Directions:
A verbatim copy of the records is required, with all pictures left out.
BEGIN
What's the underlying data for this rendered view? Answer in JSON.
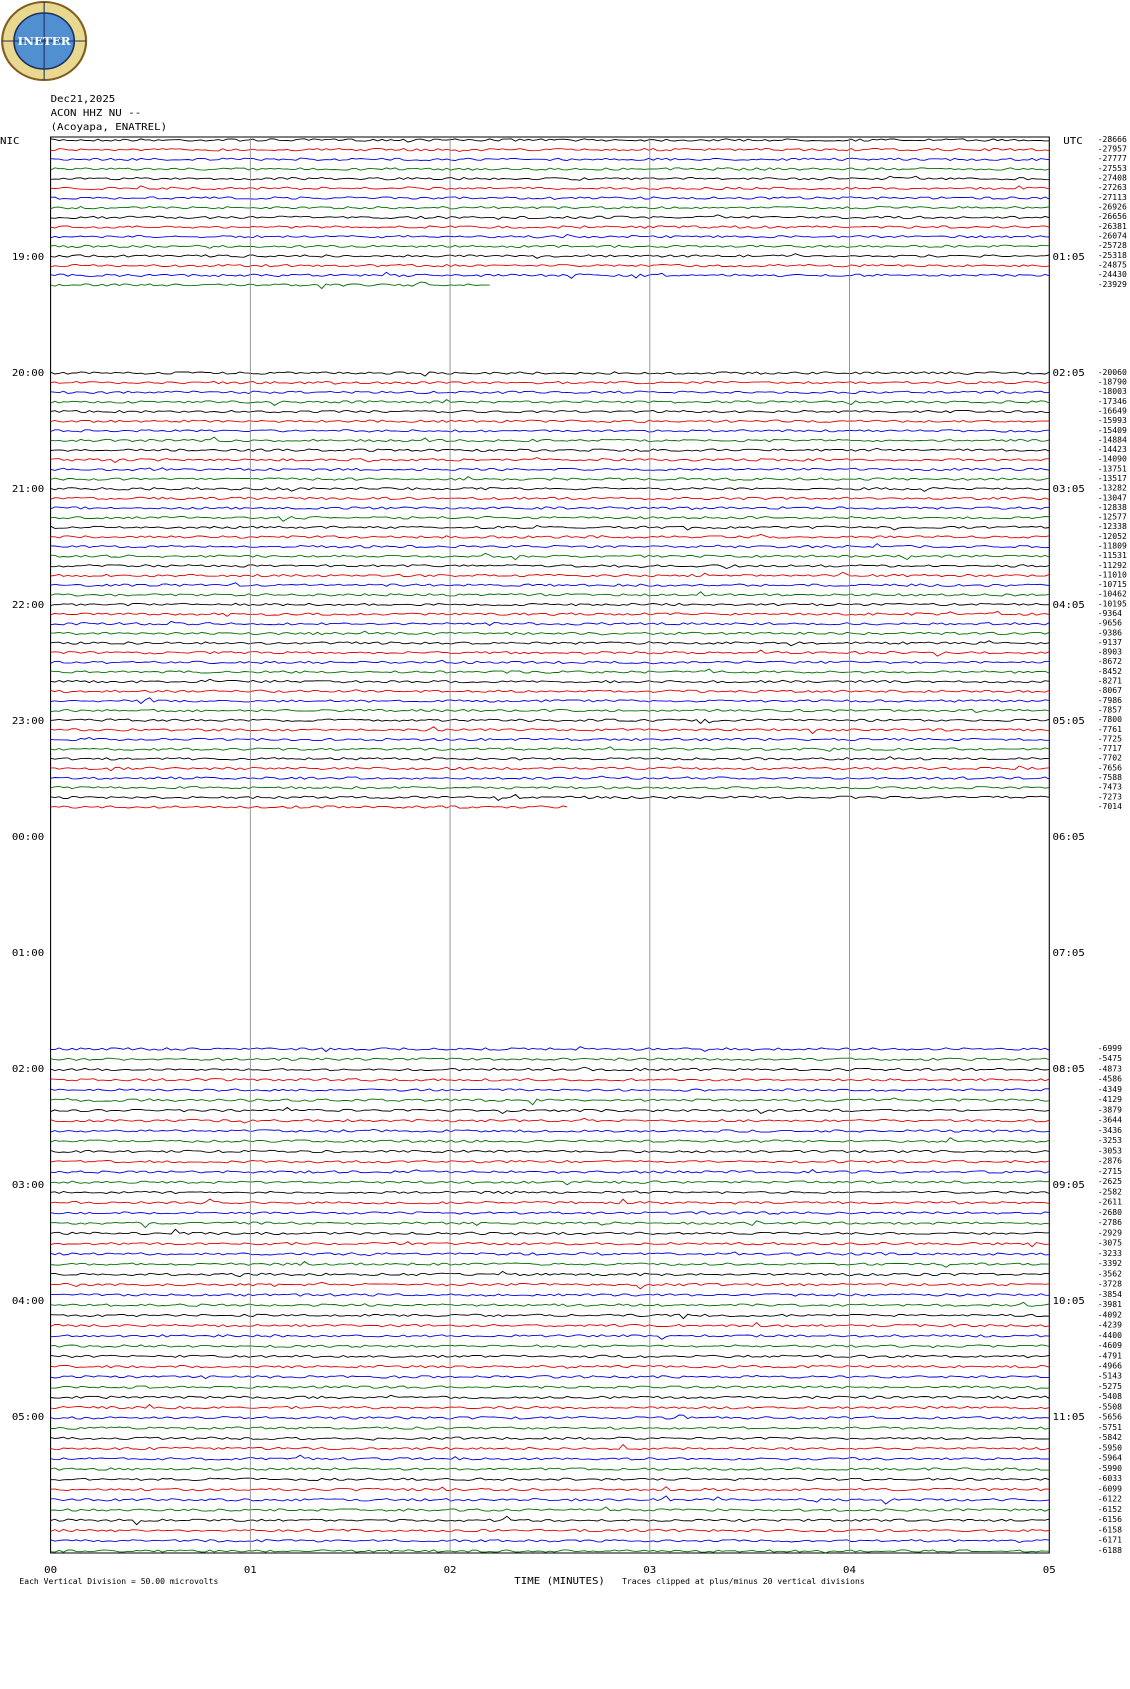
{
  "header": {
    "logo": "INETER",
    "date": "Dec21,2025",
    "station": "ACON HHZ NU --",
    "site": "(Acoyapa, ENATREL)",
    "left_zone": "NIC",
    "right_zone": "UTC"
  },
  "left_times": [
    "19:00",
    "20:00",
    "21:00",
    "22:00",
    "23:00",
    "00:00",
    "01:00",
    "02:00",
    "03:00",
    "04:00",
    "05:00"
  ],
  "right_times": [
    "01:05",
    "02:05",
    "03:05",
    "04:05",
    "05:05",
    "06:05",
    "07:05",
    "08:05",
    "09:05",
    "10:05",
    "11:05"
  ],
  "x_ticks": [
    "00",
    "01",
    "02",
    "03",
    "04",
    "05"
  ],
  "x_label": "TIME (MINUTES)",
  "scale_note": "Each Vertical Division =   50.00 microvolts",
  "clip_note": "Traces clipped at plus/minus 20 vertical divisions",
  "colors": [
    "#000000",
    "#e00000",
    "#0000e0",
    "#007000"
  ],
  "offsets": [
    [
      -28666,
      -27957,
      -27777,
      -27553,
      -27408,
      -27263,
      -27113,
      -26926,
      -26656,
      -26381,
      -26074,
      -25728,
      -25318,
      -24875,
      -24430,
      -23929
    ],
    [
      -20060,
      -18790,
      -18003,
      -17346,
      -16649,
      -15993,
      -15409,
      -14884,
      -14423,
      -14090,
      -13751,
      -13517,
      -13282,
      -13047,
      -12838,
      -12577,
      -12338,
      -12052,
      -11809,
      -11531,
      -11292,
      -11010,
      -10715,
      -10462,
      -10195,
      -9364,
      -9656,
      -9386,
      -9137,
      -8903,
      -8672,
      -8452,
      -8271,
      -8067,
      -7986,
      -7857,
      -7800,
      -7761,
      -7725,
      -7717,
      -7702,
      -7656,
      -7588,
      -7473,
      -7273,
      -7014
    ],
    [
      -6999,
      -5475,
      -4873,
      -4586,
      -4349,
      -4129,
      -3879,
      -3644,
      -3436,
      -3253,
      -3053,
      -2876,
      -2715,
      -2625,
      -2582,
      -2611,
      -2680,
      -2786,
      -2929,
      -3075,
      -3233,
      -3392,
      -3562,
      -3728,
      -3854,
      -3981,
      -4092,
      -4239,
      -4400,
      -4609,
      -4791,
      -4966,
      -5143,
      -5275,
      -5408,
      -5508,
      -5656,
      -5751,
      -5842,
      -5950,
      -5964,
      -5990,
      -6033,
      -6099,
      -6122,
      -6152,
      -6156,
      -6158,
      -6171,
      -6188
    ]
  ]
}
END
Finished task:
What's the underlying data for this rendered view? Answer in JSON.
{
  "header": {
    "logo": "INETER",
    "date": "Dec21,2025",
    "station": "ACON HHZ NU --",
    "site": "(Acoyapa, ENATREL)",
    "left_zone": "NIC",
    "right_zone": "UTC"
  },
  "left_times": [
    "19:00",
    "20:00",
    "21:00",
    "22:00",
    "23:00",
    "00:00",
    "01:00",
    "02:00",
    "03:00",
    "04:00",
    "05:00"
  ],
  "right_times": [
    "01:05",
    "02:05",
    "03:05",
    "04:05",
    "05:05",
    "06:05",
    "07:05",
    "08:05",
    "09:05",
    "10:05",
    "11:05"
  ],
  "x_ticks": [
    "00",
    "01",
    "02",
    "03",
    "04",
    "05"
  ],
  "x_label": "TIME (MINUTES)",
  "scale_note": "Each Vertical Division =   50.00 microvolts",
  "clip_note": "Traces clipped at plus/minus 20 vertical divisions",
  "colors": [
    "#000000",
    "#e00000",
    "#0000e0",
    "#007000"
  ],
  "offsets": [
    [
      -28666,
      -27957,
      -27777,
      -27553,
      -27408,
      -27263,
      -27113,
      -26926,
      -26656,
      -26381,
      -26074,
      -25728,
      -25318,
      -24875,
      -24430,
      -23929
    ],
    [
      -20060,
      -18790,
      -18003,
      -17346,
      -16649,
      -15993,
      -15409,
      -14884,
      -14423,
      -14090,
      -13751,
      -13517,
      -13282,
      -13047,
      -12838,
      -12577,
      -12338,
      -12052,
      -11809,
      -11531,
      -11292,
      -11010,
      -10715,
      -10462,
      -10195,
      -9364,
      -9656,
      -9386,
      -9137,
      -8903,
      -8672,
      -8452,
      -8271,
      -8067,
      -7986,
      -7857,
      -7800,
      -7761,
      -7725,
      -7717,
      -7702,
      -7656,
      -7588,
      -7473,
      -7273,
      -7014
    ],
    [
      -6999,
      -5475,
      -4873,
      -4586,
      -4349,
      -4129,
      -3879,
      -3644,
      -3436,
      -3253,
      -3053,
      -2876,
      -2715,
      -2625,
      -2582,
      -2611,
      -2680,
      -2786,
      -2929,
      -3075,
      -3233,
      -3392,
      -3562,
      -3728,
      -3854,
      -3981,
      -4092,
      -4239,
      -4400,
      -4609,
      -4791,
      -4966,
      -5143,
      -5275,
      -5408,
      -5508,
      -5656,
      -5751,
      -5842,
      -5950,
      -5964,
      -5990,
      -6033,
      -6099,
      -6122,
      -6152,
      -6156,
      -6158,
      -6171,
      -6188
    ]
  ]
}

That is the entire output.